***** Records shown *****
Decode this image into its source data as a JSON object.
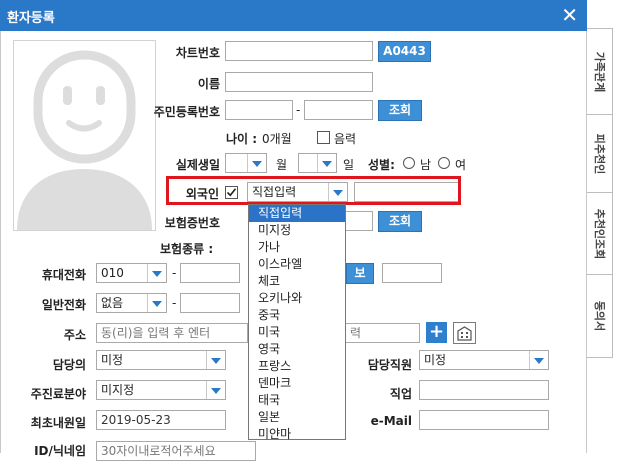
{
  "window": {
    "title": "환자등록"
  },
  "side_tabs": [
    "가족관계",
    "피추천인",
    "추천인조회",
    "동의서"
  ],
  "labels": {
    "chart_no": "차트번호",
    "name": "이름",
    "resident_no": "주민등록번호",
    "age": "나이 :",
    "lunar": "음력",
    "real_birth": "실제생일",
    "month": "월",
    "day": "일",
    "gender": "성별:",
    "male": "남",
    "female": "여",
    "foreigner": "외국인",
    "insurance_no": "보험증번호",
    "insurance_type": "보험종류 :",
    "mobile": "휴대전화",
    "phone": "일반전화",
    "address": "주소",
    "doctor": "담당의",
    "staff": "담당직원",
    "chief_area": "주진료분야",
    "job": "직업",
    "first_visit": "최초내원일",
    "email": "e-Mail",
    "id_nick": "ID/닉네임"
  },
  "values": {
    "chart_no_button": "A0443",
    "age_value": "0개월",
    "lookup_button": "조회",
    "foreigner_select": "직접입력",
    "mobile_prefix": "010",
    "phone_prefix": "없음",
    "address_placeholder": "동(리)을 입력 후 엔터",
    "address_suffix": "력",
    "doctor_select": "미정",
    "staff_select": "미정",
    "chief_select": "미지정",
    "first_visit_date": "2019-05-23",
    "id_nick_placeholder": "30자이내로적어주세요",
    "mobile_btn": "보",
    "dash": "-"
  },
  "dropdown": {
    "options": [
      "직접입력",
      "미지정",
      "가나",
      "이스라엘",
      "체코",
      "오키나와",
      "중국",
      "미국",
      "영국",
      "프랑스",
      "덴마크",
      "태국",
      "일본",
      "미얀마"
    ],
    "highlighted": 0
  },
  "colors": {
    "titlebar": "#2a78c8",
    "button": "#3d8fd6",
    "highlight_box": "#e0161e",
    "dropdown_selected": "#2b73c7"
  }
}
*****
▶ **Aim**
From the material above, copy everything exactly but the pictures.

▶ **Written solution**
Decode this image into its source data as a JSON object.
{
  "window": {
    "title": "환자등록"
  },
  "side_tabs": [
    "가족관계",
    "피추천인",
    "추천인조회",
    "동의서"
  ],
  "labels": {
    "chart_no": "차트번호",
    "name": "이름",
    "resident_no": "주민등록번호",
    "age": "나이 :",
    "lunar": "음력",
    "real_birth": "실제생일",
    "month": "월",
    "day": "일",
    "gender": "성별:",
    "male": "남",
    "female": "여",
    "foreigner": "외국인",
    "insurance_no": "보험증번호",
    "insurance_type": "보험종류 :",
    "mobile": "휴대전화",
    "phone": "일반전화",
    "address": "주소",
    "doctor": "담당의",
    "staff": "담당직원",
    "chief_area": "주진료분야",
    "job": "직업",
    "first_visit": "최초내원일",
    "email": "e-Mail",
    "id_nick": "ID/닉네임"
  },
  "values": {
    "chart_no_button": "A0443",
    "age_value": "0개월",
    "lookup_button": "조회",
    "foreigner_select": "직접입력",
    "mobile_prefix": "010",
    "phone_prefix": "없음",
    "address_placeholder": "동(리)을 입력 후 엔터",
    "address_suffix": "력",
    "doctor_select": "미정",
    "staff_select": "미정",
    "chief_select": "미지정",
    "first_visit_date": "2019-05-23",
    "id_nick_placeholder": "30자이내로적어주세요",
    "mobile_btn": "보",
    "dash": "-"
  },
  "dropdown": {
    "options": [
      "직접입력",
      "미지정",
      "가나",
      "이스라엘",
      "체코",
      "오키나와",
      "중국",
      "미국",
      "영국",
      "프랑스",
      "덴마크",
      "태국",
      "일본",
      "미얀마"
    ],
    "highlighted": 0
  },
  "colors": {
    "titlebar": "#2a78c8",
    "button": "#3d8fd6",
    "highlight_box": "#e0161e",
    "dropdown_selected": "#2b73c7"
  }
}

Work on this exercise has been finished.